Selected text:
>> START

Back in Australia, a similar critique was made by Apps of a report by KPMG for the ‘Henry Review’ which estimated the economic cost of different taxes. She argued that the model used in this report overestimated the impact of the Australian income tax on the supply of labour (compared with that of taxes on consumption) because it assumed that all households had a single wage earner who increased his working hours in direct proportion to increases in his after-tax wage. The fact that women on lower incomes were more responsive to the costs of paid employment than men on higher incomes did not feature in the model. Yet they would be more adversely affected by a shift towards taxing consumption.
Similarly, some economic models assume that capital is perfectly mobile. This leads to the conclusion that a small open economy cannot sustain a tax on company income. Yet if this key assumption is relaxed, the results look different. In his summary of this research, Auerbach refers to:
‘possible outcomes ranging from capital still bearing a large share of the [company income] tax (Gravelle & Smetters 2001) to most of the tax being shifted to labour (Harberger 2008).’
As the 12th largest, Australia’s economy is hardly ‘small’. Our economy has always relied on foreign investment, but it also relies on domestic savings. Around two thirds of equity in Australian companies is owned by local investors. Company income tax revenue has taken a hit recently with the fading of the resources boom, but it remains higher (in proportion to GDP) than its average level in the 1980s and 1990s.

>> END

Answer these questions using the passage on tax modeling.
1. Which firm prepared the report for the 'Henry Review' that Apps criticized?
2. What do some economic models assume about capital?
3. Roughly what share of equity in Australian companies do local investors own?

Data excerpts:

>> START

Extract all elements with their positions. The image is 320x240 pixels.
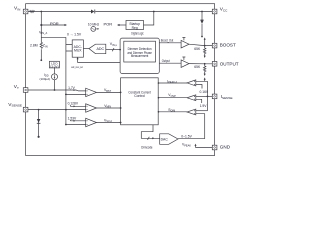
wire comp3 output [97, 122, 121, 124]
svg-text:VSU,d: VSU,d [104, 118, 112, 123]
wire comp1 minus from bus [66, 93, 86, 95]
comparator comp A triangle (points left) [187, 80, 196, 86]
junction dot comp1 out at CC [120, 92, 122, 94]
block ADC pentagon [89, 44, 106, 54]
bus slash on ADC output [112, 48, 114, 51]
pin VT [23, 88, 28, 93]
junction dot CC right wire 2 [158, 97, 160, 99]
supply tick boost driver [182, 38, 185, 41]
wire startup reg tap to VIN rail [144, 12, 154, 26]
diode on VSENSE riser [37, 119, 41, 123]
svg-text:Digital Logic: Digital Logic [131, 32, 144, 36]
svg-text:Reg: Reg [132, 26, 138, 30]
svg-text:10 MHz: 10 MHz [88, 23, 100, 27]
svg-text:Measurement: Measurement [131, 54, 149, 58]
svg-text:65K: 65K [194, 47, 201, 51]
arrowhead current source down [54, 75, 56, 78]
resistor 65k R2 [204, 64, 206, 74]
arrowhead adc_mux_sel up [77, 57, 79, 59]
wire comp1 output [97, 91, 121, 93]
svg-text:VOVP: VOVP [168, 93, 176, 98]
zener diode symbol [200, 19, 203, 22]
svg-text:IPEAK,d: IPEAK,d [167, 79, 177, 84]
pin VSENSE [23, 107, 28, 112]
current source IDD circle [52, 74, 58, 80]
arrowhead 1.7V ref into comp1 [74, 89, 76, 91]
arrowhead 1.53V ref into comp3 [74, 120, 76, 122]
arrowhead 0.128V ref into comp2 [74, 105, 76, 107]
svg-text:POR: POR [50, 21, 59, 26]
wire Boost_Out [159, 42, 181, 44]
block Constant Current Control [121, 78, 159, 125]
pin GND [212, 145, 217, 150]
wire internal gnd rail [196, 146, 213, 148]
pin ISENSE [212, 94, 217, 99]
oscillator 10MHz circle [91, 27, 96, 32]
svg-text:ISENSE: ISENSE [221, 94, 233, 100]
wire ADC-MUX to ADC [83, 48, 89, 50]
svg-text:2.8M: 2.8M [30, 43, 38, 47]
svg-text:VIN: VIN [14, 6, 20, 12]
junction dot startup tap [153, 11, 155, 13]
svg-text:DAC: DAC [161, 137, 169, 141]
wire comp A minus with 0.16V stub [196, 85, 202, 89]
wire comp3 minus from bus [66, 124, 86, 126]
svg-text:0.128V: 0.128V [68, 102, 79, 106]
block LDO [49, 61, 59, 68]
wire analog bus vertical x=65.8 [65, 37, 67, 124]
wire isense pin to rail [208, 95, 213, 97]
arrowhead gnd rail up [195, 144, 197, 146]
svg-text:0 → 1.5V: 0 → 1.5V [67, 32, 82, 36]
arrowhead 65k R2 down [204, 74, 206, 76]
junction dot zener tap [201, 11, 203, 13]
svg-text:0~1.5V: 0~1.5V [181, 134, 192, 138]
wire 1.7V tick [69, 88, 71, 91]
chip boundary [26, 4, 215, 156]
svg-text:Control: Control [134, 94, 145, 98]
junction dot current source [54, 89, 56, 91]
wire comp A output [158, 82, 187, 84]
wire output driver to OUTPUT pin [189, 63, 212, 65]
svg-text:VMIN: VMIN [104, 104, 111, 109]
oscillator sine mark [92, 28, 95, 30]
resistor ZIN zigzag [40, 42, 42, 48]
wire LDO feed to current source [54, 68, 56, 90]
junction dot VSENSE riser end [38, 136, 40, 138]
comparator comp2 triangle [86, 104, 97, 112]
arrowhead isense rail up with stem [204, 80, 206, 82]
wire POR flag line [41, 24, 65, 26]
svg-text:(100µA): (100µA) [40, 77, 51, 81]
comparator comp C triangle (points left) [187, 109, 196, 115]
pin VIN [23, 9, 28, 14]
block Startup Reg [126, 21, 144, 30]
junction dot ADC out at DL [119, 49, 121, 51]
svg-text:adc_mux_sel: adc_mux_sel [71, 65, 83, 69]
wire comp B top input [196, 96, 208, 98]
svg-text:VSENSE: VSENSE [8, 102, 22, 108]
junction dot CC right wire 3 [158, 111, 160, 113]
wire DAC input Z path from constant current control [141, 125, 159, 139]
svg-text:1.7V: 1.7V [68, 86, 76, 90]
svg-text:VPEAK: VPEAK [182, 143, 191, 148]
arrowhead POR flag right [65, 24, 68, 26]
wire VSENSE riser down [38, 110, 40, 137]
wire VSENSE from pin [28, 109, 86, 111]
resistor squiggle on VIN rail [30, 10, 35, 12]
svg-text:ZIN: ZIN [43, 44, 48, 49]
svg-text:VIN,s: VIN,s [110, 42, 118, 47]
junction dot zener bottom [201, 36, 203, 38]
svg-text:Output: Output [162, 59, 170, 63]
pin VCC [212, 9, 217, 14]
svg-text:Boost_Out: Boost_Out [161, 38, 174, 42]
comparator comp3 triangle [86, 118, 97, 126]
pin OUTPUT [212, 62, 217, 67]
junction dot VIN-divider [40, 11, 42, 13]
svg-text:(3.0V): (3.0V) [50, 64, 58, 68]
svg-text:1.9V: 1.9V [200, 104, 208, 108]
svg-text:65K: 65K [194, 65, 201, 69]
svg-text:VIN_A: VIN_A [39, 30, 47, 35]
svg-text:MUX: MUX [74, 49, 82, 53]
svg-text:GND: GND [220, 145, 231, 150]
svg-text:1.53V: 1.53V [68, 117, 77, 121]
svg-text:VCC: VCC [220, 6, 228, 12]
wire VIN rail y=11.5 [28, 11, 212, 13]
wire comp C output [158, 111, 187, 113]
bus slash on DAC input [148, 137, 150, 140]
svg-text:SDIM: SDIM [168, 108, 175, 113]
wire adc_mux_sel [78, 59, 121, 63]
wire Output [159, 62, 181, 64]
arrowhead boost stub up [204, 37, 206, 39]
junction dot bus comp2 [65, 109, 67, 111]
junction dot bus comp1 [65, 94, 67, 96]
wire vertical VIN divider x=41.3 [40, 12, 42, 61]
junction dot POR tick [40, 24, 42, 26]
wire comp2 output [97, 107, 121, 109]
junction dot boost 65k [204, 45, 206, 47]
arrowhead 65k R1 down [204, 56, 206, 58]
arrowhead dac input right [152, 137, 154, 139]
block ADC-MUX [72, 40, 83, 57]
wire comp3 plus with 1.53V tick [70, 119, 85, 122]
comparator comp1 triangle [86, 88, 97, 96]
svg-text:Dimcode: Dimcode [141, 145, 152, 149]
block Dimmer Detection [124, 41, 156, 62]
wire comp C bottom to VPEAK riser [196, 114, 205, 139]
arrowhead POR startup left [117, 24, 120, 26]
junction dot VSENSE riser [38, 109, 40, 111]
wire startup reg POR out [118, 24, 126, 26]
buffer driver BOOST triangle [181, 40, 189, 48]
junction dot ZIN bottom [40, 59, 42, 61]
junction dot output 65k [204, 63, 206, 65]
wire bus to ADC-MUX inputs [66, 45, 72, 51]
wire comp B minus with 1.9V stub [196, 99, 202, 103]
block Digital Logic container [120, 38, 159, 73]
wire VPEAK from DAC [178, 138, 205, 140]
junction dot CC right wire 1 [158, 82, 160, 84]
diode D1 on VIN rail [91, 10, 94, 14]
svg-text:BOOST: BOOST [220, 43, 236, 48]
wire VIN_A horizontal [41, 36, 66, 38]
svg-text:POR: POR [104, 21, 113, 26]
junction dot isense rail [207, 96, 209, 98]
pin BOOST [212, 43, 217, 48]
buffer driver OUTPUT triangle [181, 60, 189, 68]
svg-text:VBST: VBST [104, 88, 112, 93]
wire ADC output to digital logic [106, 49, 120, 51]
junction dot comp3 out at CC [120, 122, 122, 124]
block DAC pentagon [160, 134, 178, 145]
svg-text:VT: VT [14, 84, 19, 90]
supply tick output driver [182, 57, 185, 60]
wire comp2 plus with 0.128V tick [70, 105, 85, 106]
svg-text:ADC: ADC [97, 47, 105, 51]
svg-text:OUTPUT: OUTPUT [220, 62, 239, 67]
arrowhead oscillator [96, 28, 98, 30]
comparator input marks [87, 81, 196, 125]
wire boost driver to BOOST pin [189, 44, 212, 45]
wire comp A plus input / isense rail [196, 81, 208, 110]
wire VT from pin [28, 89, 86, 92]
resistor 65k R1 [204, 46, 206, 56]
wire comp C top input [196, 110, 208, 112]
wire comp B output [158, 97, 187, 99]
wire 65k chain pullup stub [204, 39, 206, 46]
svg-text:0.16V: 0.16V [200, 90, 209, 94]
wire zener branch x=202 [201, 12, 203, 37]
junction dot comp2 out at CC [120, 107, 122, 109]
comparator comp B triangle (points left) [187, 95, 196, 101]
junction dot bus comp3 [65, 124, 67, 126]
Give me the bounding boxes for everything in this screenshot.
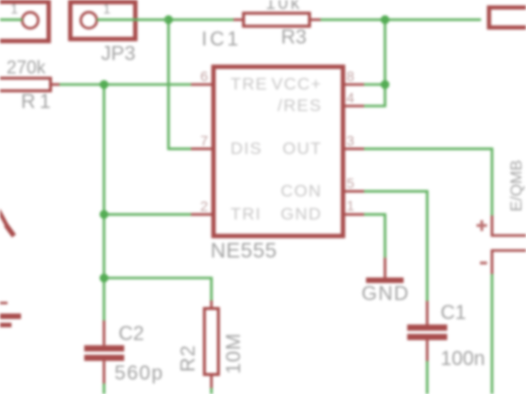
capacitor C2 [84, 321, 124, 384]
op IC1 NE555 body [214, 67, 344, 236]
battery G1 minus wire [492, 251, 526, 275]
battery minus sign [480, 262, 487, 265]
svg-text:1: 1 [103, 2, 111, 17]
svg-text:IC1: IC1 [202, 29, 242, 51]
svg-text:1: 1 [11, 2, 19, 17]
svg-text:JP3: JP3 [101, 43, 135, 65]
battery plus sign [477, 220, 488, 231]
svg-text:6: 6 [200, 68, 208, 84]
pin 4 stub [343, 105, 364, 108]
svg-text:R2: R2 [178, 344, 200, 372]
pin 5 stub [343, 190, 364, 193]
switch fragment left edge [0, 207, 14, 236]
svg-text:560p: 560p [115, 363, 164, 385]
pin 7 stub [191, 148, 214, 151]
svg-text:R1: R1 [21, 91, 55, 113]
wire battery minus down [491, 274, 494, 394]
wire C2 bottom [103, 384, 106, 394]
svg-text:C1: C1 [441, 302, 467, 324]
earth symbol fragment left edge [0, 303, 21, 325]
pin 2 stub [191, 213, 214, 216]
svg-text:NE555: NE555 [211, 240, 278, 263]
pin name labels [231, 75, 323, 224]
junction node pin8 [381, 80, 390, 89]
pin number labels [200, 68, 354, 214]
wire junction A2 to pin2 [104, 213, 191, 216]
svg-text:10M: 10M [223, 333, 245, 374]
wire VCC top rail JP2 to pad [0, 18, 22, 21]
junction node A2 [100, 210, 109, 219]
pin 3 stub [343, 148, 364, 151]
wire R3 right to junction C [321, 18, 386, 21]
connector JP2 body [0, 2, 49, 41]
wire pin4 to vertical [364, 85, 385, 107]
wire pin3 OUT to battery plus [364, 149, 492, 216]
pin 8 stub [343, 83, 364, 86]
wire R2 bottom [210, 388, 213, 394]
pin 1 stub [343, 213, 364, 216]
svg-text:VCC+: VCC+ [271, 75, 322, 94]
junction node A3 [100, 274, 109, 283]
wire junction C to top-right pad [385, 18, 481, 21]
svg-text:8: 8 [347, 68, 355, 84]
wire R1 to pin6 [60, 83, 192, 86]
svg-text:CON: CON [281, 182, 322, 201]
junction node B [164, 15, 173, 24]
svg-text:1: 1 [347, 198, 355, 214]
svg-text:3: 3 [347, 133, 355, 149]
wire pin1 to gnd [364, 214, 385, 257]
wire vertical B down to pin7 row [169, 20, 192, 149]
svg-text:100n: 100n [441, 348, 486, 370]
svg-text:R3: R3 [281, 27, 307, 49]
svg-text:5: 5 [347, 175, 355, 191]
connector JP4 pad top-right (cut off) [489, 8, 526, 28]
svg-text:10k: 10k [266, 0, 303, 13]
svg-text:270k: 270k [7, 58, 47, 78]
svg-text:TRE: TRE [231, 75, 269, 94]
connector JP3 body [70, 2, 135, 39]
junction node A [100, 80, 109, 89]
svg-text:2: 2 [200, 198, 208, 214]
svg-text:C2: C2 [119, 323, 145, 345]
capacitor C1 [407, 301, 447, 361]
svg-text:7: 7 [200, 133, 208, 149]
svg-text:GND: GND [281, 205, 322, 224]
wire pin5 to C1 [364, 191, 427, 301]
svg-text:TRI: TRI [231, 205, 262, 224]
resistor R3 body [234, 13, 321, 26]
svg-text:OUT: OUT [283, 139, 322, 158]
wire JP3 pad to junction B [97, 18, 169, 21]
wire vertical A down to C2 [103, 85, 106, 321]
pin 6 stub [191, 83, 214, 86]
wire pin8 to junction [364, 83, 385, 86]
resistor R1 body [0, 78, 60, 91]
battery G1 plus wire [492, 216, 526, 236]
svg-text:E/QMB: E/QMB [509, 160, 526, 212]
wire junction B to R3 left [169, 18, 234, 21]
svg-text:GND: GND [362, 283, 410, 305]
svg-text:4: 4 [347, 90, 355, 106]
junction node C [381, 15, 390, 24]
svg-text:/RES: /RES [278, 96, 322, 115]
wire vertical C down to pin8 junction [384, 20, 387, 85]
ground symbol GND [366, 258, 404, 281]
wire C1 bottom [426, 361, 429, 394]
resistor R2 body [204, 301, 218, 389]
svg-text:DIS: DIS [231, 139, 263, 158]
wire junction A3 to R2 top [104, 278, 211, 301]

>> END
>> START

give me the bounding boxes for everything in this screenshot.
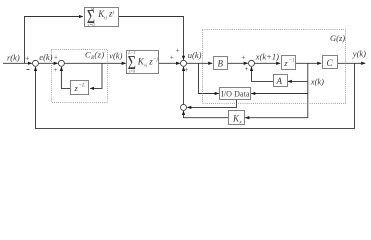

>> END
>> START

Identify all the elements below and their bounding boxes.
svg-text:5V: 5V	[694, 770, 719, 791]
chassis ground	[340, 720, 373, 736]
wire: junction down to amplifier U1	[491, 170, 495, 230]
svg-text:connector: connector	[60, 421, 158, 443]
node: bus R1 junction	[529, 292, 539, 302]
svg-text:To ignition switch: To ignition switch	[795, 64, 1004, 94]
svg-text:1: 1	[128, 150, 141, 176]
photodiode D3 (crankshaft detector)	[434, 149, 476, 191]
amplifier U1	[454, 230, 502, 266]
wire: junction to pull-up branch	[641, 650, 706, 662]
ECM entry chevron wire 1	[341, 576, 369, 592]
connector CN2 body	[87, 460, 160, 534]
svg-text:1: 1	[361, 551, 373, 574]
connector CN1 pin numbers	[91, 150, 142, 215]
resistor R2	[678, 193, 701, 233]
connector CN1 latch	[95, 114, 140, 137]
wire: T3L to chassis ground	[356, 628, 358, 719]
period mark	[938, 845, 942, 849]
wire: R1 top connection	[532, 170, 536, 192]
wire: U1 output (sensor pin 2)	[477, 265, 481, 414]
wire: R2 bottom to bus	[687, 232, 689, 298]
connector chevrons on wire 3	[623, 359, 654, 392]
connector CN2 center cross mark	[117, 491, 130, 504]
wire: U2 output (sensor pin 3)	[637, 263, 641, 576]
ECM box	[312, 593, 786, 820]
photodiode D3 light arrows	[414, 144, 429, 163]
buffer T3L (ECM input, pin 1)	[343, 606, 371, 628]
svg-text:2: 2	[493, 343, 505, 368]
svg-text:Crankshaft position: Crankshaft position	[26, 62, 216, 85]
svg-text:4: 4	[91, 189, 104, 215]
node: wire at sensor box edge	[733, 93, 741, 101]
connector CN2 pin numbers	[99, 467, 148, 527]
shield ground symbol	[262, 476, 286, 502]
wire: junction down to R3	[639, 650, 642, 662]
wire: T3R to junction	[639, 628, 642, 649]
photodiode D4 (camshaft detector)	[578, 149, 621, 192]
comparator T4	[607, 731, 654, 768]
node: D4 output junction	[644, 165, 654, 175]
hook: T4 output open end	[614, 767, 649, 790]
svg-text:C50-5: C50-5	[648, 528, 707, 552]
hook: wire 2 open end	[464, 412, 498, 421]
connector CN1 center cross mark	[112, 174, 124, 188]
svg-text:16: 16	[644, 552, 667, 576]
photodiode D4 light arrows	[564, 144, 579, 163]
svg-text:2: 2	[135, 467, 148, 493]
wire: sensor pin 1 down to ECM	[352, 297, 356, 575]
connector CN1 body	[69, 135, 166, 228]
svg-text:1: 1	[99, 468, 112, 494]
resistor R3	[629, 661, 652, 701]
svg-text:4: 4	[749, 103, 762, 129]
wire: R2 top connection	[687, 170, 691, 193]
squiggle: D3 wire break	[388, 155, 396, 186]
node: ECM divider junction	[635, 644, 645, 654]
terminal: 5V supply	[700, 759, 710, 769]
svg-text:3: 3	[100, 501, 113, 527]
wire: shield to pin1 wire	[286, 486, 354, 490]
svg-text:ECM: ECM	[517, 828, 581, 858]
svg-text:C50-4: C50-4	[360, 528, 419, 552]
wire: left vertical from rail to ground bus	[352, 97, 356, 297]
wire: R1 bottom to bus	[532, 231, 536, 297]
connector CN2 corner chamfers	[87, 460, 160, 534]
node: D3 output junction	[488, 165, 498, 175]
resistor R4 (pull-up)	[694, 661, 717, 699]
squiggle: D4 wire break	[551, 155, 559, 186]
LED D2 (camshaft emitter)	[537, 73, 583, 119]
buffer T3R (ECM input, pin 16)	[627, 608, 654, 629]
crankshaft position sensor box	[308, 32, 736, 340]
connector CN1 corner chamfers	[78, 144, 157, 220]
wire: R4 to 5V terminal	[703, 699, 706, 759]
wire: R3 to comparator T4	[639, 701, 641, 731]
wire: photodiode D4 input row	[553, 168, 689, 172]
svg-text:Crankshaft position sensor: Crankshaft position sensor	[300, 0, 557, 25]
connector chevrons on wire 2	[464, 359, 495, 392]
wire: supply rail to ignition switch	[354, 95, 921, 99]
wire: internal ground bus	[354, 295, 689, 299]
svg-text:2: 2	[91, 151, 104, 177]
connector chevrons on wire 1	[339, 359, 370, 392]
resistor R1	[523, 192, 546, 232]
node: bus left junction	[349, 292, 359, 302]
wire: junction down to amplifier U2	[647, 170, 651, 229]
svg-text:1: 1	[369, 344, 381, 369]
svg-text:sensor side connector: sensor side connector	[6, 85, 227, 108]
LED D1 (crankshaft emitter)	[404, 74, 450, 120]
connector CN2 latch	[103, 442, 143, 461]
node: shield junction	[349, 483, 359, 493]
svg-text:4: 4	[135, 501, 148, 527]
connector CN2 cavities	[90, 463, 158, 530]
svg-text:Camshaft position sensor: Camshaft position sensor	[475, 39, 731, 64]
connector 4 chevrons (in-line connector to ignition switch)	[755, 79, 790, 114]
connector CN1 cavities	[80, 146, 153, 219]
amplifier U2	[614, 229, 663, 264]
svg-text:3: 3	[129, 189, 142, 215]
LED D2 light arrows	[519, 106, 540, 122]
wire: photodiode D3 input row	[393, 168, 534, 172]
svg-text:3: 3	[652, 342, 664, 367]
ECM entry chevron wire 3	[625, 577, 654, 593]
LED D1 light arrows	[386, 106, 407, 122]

>> END

The solution:
1. KPMG
2. That it is perfectly mobile.
3. Around two thirds.